#### [Задание A]
Ответьте по исходному тексту на три вопроса:
(i) На сколько процентов были разряжены аккумуляторные батареи корабля?
(ii) На сколько попыток всплыть хватало сжатого воздуха в баллонах высокого давления?
(iii) В чём нужно было убедиться, прежде чем начать продувать балластные цистерны?
#### [Задание B]
Перепишите участок исходного текста от слов «После того как» по слова «продувать балластные цистерны.» включительно, поставив «Мотористы» вместо «Электромеханики».

======== Исходный текст ========

После того как капитан закончил говорить, мы недолго предавались скорби. Для этого у нас просто-напросто не было времени. Мы вырвались из объятий врага, но еще не вырвались из объятий океана. Подводная лодка получила значительные повреждения и медленно тонула. Электромеханики доложили капитану, что аккумуляторные батареи корабля разряжены на 90 процентов. В баллонах высокого давления оставалось сжатого воздуха лишь на одну попытку всплыть. Поэтому мы не осмеливались сделать эту попытку, пока не приведем лодку в такой порядок, какой только возможно достичь нашими силами. Мы должны были остановить все течи, чтобы не расходовать наши запасы сжатого воздуха и электроэнергии впустую. Мы должны были убедиться, что в лодку больше не поступает забортная вода, прежде чем начать продувать балластные цистерны.

======== Записи набора данных ========

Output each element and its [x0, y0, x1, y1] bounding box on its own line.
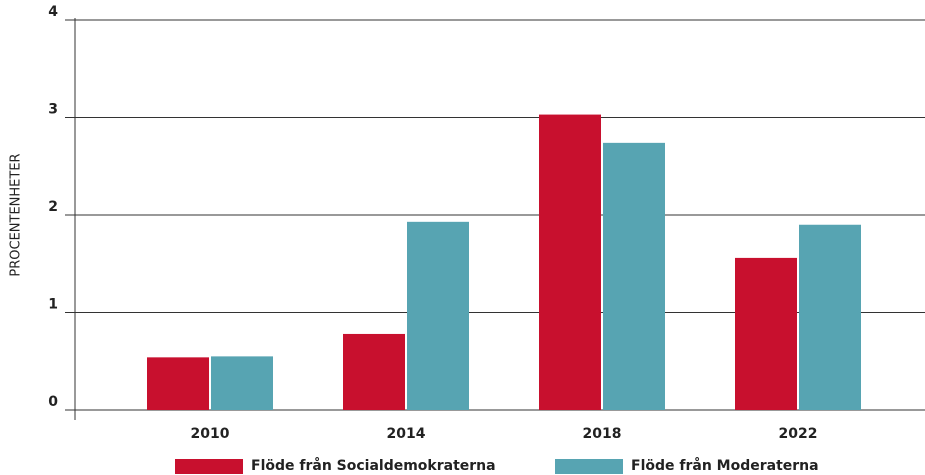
- y-tick-label: 1: [48, 297, 58, 313]
- y-tick-label: 4: [48, 4, 58, 20]
- legend-label: Flöde från Socialdemokraterna: [251, 457, 496, 474]
- bar: [407, 221, 469, 410]
- bar: [211, 356, 273, 410]
- x-tick-label: 2010: [191, 426, 230, 442]
- bar: [343, 333, 405, 410]
- x-tick-label: 2022: [779, 426, 818, 442]
- legend-swatch: [175, 459, 243, 474]
- bar: [147, 357, 209, 410]
- y-tick-label: 2: [48, 199, 58, 215]
- x-tick-label: 2014: [387, 426, 426, 442]
- y-tick-label: 0: [48, 394, 58, 410]
- x-tick-label: 2018: [583, 426, 622, 442]
- legend-label: Flöde från Moderaterna: [631, 457, 819, 474]
- bar: [735, 257, 797, 410]
- y-axis-label: PROCENTENHETER: [9, 153, 24, 276]
- bar: [539, 114, 601, 410]
- y-tick-label: 3: [48, 102, 58, 118]
- legend-swatch: [555, 459, 623, 474]
- bar: [603, 142, 665, 410]
- bar: [799, 224, 861, 410]
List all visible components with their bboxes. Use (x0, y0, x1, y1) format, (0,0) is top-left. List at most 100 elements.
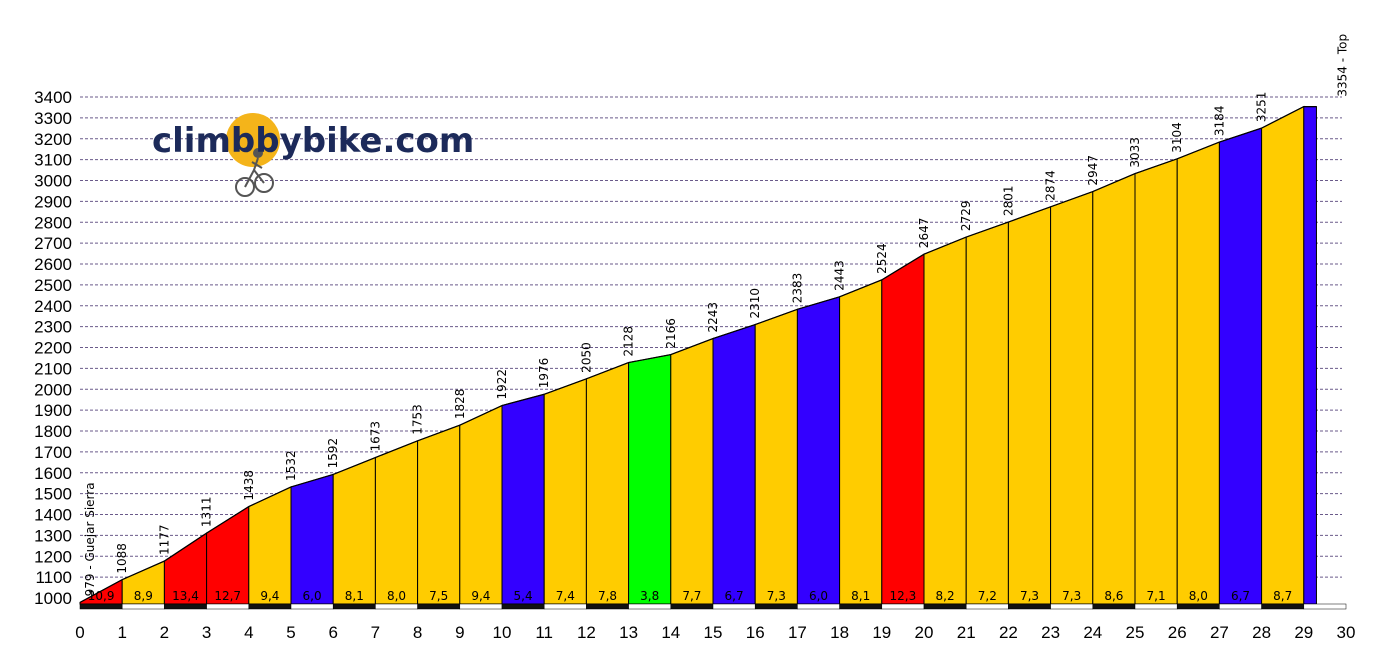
elevation-label: 3251 (1255, 92, 1269, 123)
x-tick-label: 7 (371, 623, 380, 642)
profile-segments (79, 105, 1317, 605)
end-elevation-label: 3354 - Top (1335, 34, 1349, 97)
elevation-label: 2128 (622, 326, 636, 357)
base-bar-segment (1008, 603, 1051, 610)
elevation-label: 3184 (1212, 106, 1226, 137)
elevation-label: 1976 (537, 358, 551, 389)
base-bar-segment (206, 603, 250, 610)
base-bar-segment (1219, 603, 1262, 610)
gradient-label: 7,3 (767, 589, 786, 603)
gradient-label: 8,1 (851, 589, 870, 603)
profile-segment (1218, 127, 1263, 605)
cyclist-icon (235, 148, 274, 197)
y-tick-label: 1400 (34, 506, 72, 525)
gradient-label: 7,4 (556, 589, 575, 603)
x-axis-labels: 0 1 2 3 4 5 6 7 8 9 10 11 12 13 14 15 16 17 18 19 20 21 22 23 24… (75, 623, 1355, 642)
elevation-label: 1088 (115, 543, 129, 574)
elevation-label: 1828 (453, 389, 467, 420)
base-bar-segment (839, 603, 883, 610)
gradient-label: 7,7 (682, 589, 701, 603)
profile-segment (712, 323, 756, 605)
gradient-label: 8,0 (387, 589, 406, 603)
x-tick-label: 13 (619, 623, 638, 642)
gradient-label: 7,8 (598, 589, 617, 603)
x-tick-label: 26 (1168, 623, 1187, 642)
profile-segment (1134, 158, 1178, 605)
y-tick-label: 1900 (34, 401, 72, 420)
x-tick-label: 3 (202, 623, 211, 642)
gradient-label: 7,3 (1020, 589, 1039, 603)
elevation-label: 2383 (790, 273, 804, 304)
profile-segment (248, 486, 292, 605)
profile-segment (374, 440, 419, 605)
y-tick-label: 2300 (34, 318, 72, 337)
base-bar-segment (754, 603, 798, 610)
elevation-label: 3104 (1170, 122, 1184, 153)
x-tick-label: 17 (788, 623, 807, 642)
base-bar-segment (712, 603, 756, 610)
profile-segment (543, 378, 587, 605)
gradient-label: 6,7 (1231, 589, 1250, 603)
gradient-label: 8,6 (1104, 589, 1123, 603)
gradient-label: 6,7 (725, 589, 744, 603)
profile-segment (585, 361, 630, 605)
gradient-label: 12,7 (214, 589, 241, 603)
y-tick-label: 2400 (34, 297, 72, 316)
base-bar-segment (459, 603, 503, 610)
elevation-label: 3033 (1128, 137, 1142, 168)
gradient-label: 8,7 (1273, 589, 1292, 603)
gradient-label: 8,1 (345, 589, 364, 603)
x-tick-label: 6 (328, 623, 337, 642)
y-tick-label: 3000 (34, 172, 72, 191)
base-bar-segment (628, 603, 672, 610)
x-tick-label: 29 (1294, 623, 1313, 642)
base-bar-segment (332, 603, 376, 610)
y-tick-label: 1500 (34, 485, 72, 504)
x-tick-label: 12 (577, 623, 596, 642)
profile-segment (796, 296, 841, 605)
base-bar-segment (164, 603, 207, 610)
elevation-label: 1922 (495, 369, 509, 400)
base-bar (79, 603, 1347, 610)
y-tick-label: 1700 (34, 443, 72, 462)
gradient-label: 12,3 (890, 589, 917, 603)
profile-segment (459, 404, 503, 605)
y-tick-label: 3300 (34, 109, 72, 128)
base-bar-segment (1134, 603, 1178, 610)
elevation-label: 2874 (1044, 170, 1058, 201)
base-bar-segment (417, 603, 461, 610)
y-tick-label: 2200 (34, 339, 72, 358)
gradient-label: 13,4 (172, 589, 199, 603)
gradient-label: 8,2 (936, 589, 955, 603)
gradient-label: 8,9 (134, 589, 153, 603)
y-tick-label: 2000 (34, 380, 72, 399)
base-bar-segment (1176, 603, 1220, 610)
profile-outline (79, 106, 1317, 603)
x-tick-label: 1 (117, 623, 126, 642)
x-tick-label: 27 (1210, 623, 1229, 642)
base-bar-segment (797, 603, 840, 610)
profile-segment (1261, 105, 1305, 605)
elevation-label: 1592 (326, 438, 340, 469)
logo-text: climbbybike.com (152, 121, 474, 161)
y-tick-label: 2600 (34, 255, 72, 274)
base-bar-segment (923, 603, 967, 610)
x-tick-label: 8 (413, 623, 422, 642)
elevation-label: 2166 (664, 318, 678, 349)
elevation-label: 1532 (284, 450, 298, 481)
gradient-label: 9,4 (471, 589, 490, 603)
y-tick-label: 1300 (34, 526, 72, 545)
profile-segment (1007, 206, 1052, 605)
x-tick-label: 14 (661, 623, 680, 642)
gradient-label: 7,3 (1062, 589, 1081, 603)
y-tick-label: 2800 (34, 213, 72, 232)
elevation-label: 2310 (748, 288, 762, 319)
profile-segment (839, 279, 883, 605)
base-bar-segment (965, 603, 1009, 610)
base-bar-segment (79, 603, 123, 610)
x-tick-label: 11 (535, 623, 553, 642)
profile-segment (1092, 172, 1136, 605)
start-elevation-label: 979 - Guejar Sierra (83, 482, 97, 596)
profile-segment (501, 393, 545, 605)
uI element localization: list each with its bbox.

========

#### [Ответ A]
(i) На 90 процентов.
(ii) Лишь на одну попытку.
(iii) В том, что в лодку больше не поступает забортная вода.

#### [Ответ B]
После того как капитан закончил говорить, мы недолго предавались скорби. Для этого у нас просто-напросто не было времени. Мы вырвались из объятий врага, но еще не вырвались из объятий океана. Подводная лодка получила значительные повреждения и медленно тонула. Мотористы доложили капитану, что аккумуляторные батареи корабля разряжены на 90 процентов. В баллонах высокого давления оставалось сжатого воздуха лишь на одну попытку всплыть. Поэтому мы не осмеливались сделать эту попытку, пока не приведем лодку в такой порядок, какой только возможно достичь нашими силами. Мы должны были остановить все течи, чтобы не расходовать наши запасы сжатого воздуха и электроэнергии впустую. Мы должны были убедиться, что в лодку больше не поступает забортная вода, прежде чем начать продувать балластные цистерны.